(Part of a data file)

-------------------------

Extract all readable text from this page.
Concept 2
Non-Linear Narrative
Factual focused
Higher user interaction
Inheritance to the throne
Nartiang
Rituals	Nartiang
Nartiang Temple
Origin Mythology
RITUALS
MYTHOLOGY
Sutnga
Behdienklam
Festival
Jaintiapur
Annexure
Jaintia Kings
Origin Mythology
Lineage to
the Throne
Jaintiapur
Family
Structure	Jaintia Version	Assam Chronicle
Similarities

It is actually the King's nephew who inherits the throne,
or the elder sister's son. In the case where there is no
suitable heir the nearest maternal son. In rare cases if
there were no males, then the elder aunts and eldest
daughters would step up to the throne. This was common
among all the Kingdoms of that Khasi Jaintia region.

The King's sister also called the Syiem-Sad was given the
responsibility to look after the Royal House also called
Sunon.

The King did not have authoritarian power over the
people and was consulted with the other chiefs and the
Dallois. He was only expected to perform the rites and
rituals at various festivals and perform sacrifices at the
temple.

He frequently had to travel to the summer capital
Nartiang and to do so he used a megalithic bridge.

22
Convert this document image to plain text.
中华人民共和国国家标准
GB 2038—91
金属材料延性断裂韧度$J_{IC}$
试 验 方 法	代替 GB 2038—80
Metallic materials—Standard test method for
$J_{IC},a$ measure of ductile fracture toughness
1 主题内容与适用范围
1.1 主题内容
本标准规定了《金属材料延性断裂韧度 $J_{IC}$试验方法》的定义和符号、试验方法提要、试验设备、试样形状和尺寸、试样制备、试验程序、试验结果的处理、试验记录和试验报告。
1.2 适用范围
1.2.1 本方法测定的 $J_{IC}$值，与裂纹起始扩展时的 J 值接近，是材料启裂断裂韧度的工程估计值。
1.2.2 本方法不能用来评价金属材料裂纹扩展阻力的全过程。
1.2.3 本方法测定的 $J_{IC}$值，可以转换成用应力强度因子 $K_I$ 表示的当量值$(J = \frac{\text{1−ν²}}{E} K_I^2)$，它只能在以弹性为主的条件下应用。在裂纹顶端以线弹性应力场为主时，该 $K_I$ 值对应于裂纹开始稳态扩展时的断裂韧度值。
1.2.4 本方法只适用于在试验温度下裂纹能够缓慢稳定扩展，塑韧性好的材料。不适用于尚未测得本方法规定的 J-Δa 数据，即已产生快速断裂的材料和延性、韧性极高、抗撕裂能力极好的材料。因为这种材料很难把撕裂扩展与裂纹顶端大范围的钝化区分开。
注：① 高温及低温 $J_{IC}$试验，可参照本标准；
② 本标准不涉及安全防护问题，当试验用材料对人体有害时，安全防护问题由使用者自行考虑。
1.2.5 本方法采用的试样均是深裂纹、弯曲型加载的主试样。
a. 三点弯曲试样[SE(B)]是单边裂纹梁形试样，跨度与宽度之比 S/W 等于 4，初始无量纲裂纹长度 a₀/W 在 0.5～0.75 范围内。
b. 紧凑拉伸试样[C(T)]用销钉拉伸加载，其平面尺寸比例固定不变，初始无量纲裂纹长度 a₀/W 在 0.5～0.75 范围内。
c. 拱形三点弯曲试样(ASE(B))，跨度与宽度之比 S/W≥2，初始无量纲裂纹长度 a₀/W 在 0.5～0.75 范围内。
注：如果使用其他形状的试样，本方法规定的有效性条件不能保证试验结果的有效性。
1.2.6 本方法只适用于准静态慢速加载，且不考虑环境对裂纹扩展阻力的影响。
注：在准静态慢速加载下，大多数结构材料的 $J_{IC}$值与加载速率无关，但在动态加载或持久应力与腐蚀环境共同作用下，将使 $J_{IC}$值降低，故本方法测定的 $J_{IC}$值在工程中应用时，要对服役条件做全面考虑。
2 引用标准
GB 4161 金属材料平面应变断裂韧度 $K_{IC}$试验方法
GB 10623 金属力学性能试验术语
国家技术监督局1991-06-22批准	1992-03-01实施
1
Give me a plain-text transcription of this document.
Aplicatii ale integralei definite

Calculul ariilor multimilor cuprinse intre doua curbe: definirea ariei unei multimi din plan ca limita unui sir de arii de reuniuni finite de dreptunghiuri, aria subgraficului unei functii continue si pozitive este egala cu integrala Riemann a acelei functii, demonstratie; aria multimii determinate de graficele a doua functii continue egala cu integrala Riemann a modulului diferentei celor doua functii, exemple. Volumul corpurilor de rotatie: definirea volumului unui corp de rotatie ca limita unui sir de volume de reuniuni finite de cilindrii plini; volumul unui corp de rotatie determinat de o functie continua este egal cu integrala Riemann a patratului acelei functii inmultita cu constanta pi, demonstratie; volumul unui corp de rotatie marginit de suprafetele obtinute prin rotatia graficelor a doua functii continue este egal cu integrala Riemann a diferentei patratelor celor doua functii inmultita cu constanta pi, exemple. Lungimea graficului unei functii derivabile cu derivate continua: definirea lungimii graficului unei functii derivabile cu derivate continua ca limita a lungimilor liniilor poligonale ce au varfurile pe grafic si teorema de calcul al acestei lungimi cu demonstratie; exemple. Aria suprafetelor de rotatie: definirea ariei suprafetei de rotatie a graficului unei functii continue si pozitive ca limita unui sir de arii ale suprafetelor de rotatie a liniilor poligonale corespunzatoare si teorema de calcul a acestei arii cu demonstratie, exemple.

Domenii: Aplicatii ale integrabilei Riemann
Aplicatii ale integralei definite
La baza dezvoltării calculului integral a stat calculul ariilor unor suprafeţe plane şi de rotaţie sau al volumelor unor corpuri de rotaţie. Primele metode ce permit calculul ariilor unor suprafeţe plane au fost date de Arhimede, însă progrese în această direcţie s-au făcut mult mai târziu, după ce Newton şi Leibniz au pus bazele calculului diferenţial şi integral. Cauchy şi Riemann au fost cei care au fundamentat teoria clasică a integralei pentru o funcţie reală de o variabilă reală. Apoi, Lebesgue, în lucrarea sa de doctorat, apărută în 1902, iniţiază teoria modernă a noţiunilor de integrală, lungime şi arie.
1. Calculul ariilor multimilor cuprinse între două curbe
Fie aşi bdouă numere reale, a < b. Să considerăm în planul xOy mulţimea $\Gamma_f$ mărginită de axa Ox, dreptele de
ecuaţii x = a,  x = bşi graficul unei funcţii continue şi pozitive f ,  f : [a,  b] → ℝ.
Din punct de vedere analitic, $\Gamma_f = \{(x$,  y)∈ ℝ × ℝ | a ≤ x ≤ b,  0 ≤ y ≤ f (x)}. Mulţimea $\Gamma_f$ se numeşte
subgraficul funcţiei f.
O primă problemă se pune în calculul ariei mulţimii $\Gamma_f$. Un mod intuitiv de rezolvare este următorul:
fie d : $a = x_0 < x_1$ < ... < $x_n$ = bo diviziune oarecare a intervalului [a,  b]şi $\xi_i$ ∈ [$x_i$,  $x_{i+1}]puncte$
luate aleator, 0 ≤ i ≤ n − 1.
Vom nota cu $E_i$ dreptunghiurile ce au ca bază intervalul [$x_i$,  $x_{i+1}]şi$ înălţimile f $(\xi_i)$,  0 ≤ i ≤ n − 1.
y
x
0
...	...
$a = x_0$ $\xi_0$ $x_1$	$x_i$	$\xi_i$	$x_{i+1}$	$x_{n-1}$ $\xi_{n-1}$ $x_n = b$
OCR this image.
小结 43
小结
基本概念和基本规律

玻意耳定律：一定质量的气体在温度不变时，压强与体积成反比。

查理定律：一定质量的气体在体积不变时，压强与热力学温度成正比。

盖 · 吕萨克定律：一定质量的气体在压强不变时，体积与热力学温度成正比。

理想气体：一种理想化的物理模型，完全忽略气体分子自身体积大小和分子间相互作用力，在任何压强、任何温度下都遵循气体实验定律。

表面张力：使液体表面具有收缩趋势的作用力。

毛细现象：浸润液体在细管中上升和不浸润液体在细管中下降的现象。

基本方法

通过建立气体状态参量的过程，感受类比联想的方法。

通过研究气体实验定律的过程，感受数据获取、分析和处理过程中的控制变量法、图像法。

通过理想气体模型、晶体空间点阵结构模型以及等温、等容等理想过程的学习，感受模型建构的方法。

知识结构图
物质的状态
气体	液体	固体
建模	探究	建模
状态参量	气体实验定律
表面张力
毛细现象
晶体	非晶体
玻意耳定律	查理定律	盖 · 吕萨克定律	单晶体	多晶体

-------------------------

__Problem to solve__:
Copy all lines of the listing above that contain the string "毛细现象".

__The solution__:
毛细现象：浸润液体在细管中上升和不浸润液体在细管中下降的现象。
毛细现象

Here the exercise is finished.